## GIVEN TASK
The entries that follow should be written out exactly.

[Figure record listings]
==================================================
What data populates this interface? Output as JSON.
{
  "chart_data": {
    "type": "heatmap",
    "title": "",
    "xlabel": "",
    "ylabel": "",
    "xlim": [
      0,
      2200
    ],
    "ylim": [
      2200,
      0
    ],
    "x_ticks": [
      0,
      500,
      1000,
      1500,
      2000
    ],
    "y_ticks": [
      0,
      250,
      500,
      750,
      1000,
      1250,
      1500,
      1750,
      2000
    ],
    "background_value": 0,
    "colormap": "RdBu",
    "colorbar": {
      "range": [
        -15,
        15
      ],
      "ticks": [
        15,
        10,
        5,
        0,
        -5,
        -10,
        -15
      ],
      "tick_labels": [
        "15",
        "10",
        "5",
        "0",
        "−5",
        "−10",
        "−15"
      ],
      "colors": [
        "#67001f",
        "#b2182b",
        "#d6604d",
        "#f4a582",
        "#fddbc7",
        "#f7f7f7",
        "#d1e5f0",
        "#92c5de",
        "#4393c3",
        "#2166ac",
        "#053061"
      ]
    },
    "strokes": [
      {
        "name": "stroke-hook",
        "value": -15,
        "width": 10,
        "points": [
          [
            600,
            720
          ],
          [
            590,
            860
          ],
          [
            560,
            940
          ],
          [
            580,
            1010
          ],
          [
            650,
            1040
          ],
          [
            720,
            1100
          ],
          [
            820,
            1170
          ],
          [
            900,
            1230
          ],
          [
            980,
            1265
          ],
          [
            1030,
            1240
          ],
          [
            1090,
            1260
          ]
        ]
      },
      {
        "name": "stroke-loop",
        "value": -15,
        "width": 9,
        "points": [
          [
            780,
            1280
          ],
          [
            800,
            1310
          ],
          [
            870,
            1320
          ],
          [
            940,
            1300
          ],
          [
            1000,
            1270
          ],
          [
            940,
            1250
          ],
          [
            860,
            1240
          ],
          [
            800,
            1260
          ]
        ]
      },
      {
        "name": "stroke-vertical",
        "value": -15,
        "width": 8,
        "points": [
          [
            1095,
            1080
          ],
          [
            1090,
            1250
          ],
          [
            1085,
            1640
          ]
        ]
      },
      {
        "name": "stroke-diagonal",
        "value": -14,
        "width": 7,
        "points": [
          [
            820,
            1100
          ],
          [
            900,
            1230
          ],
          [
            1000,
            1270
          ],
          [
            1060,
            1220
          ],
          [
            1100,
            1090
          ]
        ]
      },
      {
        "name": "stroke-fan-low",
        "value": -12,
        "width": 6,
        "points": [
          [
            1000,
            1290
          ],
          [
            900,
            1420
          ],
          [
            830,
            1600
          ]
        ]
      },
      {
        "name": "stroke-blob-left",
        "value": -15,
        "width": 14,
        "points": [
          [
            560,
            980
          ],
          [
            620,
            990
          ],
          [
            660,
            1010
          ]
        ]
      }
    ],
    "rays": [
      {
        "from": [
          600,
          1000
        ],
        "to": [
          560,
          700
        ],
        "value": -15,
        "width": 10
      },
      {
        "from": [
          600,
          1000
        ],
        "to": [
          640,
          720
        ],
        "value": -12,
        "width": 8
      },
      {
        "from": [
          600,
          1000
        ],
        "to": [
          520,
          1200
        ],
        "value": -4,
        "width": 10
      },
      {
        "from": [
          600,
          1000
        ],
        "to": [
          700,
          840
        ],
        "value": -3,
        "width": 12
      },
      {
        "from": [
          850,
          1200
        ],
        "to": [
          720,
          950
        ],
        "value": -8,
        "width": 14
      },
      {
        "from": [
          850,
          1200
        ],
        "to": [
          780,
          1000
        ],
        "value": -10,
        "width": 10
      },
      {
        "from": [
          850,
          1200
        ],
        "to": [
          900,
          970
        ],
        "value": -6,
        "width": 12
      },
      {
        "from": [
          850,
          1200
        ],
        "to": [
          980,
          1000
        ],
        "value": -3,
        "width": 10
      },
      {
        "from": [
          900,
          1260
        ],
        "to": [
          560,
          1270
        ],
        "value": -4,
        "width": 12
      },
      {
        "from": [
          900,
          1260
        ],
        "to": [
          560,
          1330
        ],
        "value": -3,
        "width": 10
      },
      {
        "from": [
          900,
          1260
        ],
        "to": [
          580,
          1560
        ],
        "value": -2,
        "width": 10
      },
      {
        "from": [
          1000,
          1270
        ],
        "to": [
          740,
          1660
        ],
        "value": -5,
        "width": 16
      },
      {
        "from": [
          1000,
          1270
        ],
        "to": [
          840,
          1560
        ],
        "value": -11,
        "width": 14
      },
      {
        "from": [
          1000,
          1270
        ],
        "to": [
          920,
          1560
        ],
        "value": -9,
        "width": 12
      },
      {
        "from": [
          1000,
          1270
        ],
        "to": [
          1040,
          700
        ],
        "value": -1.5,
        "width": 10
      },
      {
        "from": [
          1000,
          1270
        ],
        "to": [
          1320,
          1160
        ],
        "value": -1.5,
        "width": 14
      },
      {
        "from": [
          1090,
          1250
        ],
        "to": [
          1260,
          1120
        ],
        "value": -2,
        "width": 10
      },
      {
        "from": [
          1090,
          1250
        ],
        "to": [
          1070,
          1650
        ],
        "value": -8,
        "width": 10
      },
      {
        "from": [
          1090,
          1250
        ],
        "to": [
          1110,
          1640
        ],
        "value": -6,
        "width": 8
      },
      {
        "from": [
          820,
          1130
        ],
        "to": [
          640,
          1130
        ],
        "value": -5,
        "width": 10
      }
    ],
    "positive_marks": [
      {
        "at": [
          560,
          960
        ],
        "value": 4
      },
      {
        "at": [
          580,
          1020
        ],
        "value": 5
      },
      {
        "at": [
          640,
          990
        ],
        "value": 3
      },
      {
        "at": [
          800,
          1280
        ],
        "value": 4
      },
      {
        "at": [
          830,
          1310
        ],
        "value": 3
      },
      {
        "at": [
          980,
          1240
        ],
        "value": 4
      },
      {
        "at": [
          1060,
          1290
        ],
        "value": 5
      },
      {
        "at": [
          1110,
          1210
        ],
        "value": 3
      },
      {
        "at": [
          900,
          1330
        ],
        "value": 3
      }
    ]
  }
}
==================================================
## FINAL RESULT
What data populates this interface? Output as JSON.
{
  "chart_data": {
    "type": "heatmap",
    "title": "",
    "xlabel": "",
    "ylabel": "",
    "xlim": [
      0,
      2200
    ],
    "ylim": [
      2200,
      0
    ],
    "x_ticks": [
      0,
      500,
      1000,
      1500,
      2000
    ],
    "y_ticks": [
      0,
      250,
      500,
      750,
      1000,
      1250,
      1500,
      1750,
      2000
    ],
    "background_value": 0,
    "colormap": "RdBu",
    "colorbar": {
      "range": [
        -15,
        15
      ],
      "ticks": [
        15,
        10,
        5,
        0,
        -5,
        -10,
        -15
      ],
      "tick_labels": [
        "15",
        "10",
        "5",
        "0",
        "−5",
        "−10",
        "−15"
      ],
      "colors": [
        "#67001f",
        "#b2182b",
        "#d6604d",
        "#f4a582",
        "#fddbc7",
        "#f7f7f7",
        "#d1e5f0",
        "#92c5de",
        "#4393c3",
        "#2166ac",
        "#053061"
      ]
    },
    "strokes": [
      {
        "name": "stroke-hook",
        "value": -15,
        "width": 10,
        "points": [
          [
            600,
            720
          ],
          [
            590,
            860
          ],
          [
            560,
            940
          ],
          [
            580,
            1010
          ],
          [
            650,
            1040
          ],
          [
            720,
            1100
          ],
          [
            820,
            1170
          ],
          [
            900,
            1230
          ],
          [
            980,
            1265
          ],
          [
            1030,
            1240
          ],
          [
            1090,
            1260
          ]
        ]
      },
      {
        "name": "stroke-loop",
        "value": -15,
        "width": 9,
        "points": [
          [
            780,
            1280
          ],
          [
            800,
            1310
          ],
          [
            870,
            1320
          ],
          [
            940,
            1300
          ],
          [
            1000,
            1270
          ],
          [
            940,
            1250
          ],
          [
            860,
            1240
          ],
          [
            800,
            1260
          ]
        ]
      },
      {
        "name": "stroke-vertical",
        "value": -15,
        "width": 8,
        "points": [
          [
            1095,
            1080
          ],
          [
            1090,
            1250
          ],
          [
            1085,
            1640
          ]
        ]
      },
      {
        "name": "stroke-diagonal",
        "value": -14,
        "width": 7,
        "points": [
          [
            820,
            1100
          ],
          [
            900,
            1230
          ],
          [
            1000,
            1270
          ],
          [
            1060,
            1220
          ],
          [
            1100,
            1090
          ]
        ]
      },
      {
        "name": "stroke-fan-low",
        "value": -12,
        "width": 6,
        "points": [
          [
            1000,
            1290
          ],
          [
            900,
            1420
          ],
          [
            830,
            1600
          ]
        ]
      },
      {
        "name": "stroke-blob-left",
        "value": -15,
        "width": 14,
        "points": [
          [
            560,
            980
          ],
          [
            620,
            990
          ],
          [
            660,
            1010
          ]
        ]
      }
    ],
    "rays": [
      {
        "from": [
          600,
          1000
        ],
        "to": [
          560,
          700
        ],
        "value": -15,
        "width": 10
      },
      {
        "from": [
          600,
          1000
        ],
        "to": [
          640,
          720
        ],
        "value": -12,
        "width": 8
      },
      {
        "from": [
          600,
          1000
        ],
        "to": [
          520,
          1200
        ],
        "value": -4,
        "width": 10
      },
      {
        "from": [
          600,
          1000
        ],
        "to": [
          700,
          840
        ],
        "value": -3,
        "width": 12
      },
      {
        "from": [
          850,
          1200
        ],
        "to": [
          720,
          950
        ],
        "value": -8,
        "width": 14
      },
      {
        "from": [
          850,
          1200
        ],
        "to": [
          780,
          1000
        ],
        "value": -10,
        "width": 10
      },
      {
        "from": [
          850,
          1200
        ],
        "to": [
          900,
          970
        ],
        "value": -6,
        "width": 12
      },
      {
        "from": [
          850,
          1200
        ],
        "to": [
          980,
          1000
        ],
        "value": -3,
        "width": 10
      },
      {
        "from": [
          900,
          1260
        ],
        "to": [
          560,
          1270
        ],
        "value": -4,
        "width": 12
      },
      {
        "from": [
          900,
          1260
        ],
        "to": [
          560,
          1330
        ],
        "value": -3,
        "width": 10
      },
      {
        "from": [
          900,
          1260
        ],
        "to": [
          580,
          1560
        ],
        "value": -2,
        "width": 10
      },
      {
        "from": [
          1000,
          1270
        ],
        "to": [
          740,
          1660
        ],
        "value": -5,
        "width": 16
      },
      {
        "from": [
          1000,
          1270
        ],
        "to": [
          840,
          1560
        ],
        "value": -11,
        "width": 14
      },
      {
        "from": [
          1000,
          1270
        ],
        "to": [
          920,
          1560
        ],
        "value": -9,
        "width": 12
      },
      {
        "from": [
          1000,
          1270
        ],
        "to": [
          1040,
          700
        ],
        "value": -1.5,
        "width": 10
      },
      {
        "from": [
          1000,
          1270
        ],
        "to": [
          1320,
          1160
        ],
        "value": -1.5,
        "width": 14
      },
      {
        "from": [
          1090,
          1250
        ],
        "to": [
          1260,
          1120
        ],
        "value": -2,
        "width": 10
      },
      {
        "from": [
          1090,
          1250
        ],
        "to": [
          1070,
          1650
        ],
        "value": -8,
        "width": 10
      },
      {
        "from": [
          1090,
          1250
        ],
        "to": [
          1110,
          1640
        ],
        "value": -6,
        "width": 8
      },
      {
        "from": [
          820,
          1130
        ],
        "to": [
          640,
          1130
        ],
        "value": -5,
        "width": 10
      }
    ],
    "positive_marks": [
      {
        "at": [
          560,
          960
        ],
        "value": 4
      },
      {
        "at": [
          580,
          1020
        ],
        "value": 5
      },
      {
        "at": [
          640,
          990
        ],
        "value": 3
      },
      {
        "at": [
          800,
          1280
        ],
        "value": 4
      },
      {
        "at": [
          830,
          1310
        ],
        "value": 3
      },
      {
        "at": [
          980,
          1240
        ],
        "value": 4
      },
      {
        "at": [
          1060,
          1290
        ],
        "value": 5
      },
      {
        "at": [
          1110,
          1210
        ],
        "value": 3
      },
      {
        "at": [
          900,
          1330
        ],
        "value": 3
      }
    ]
  }
}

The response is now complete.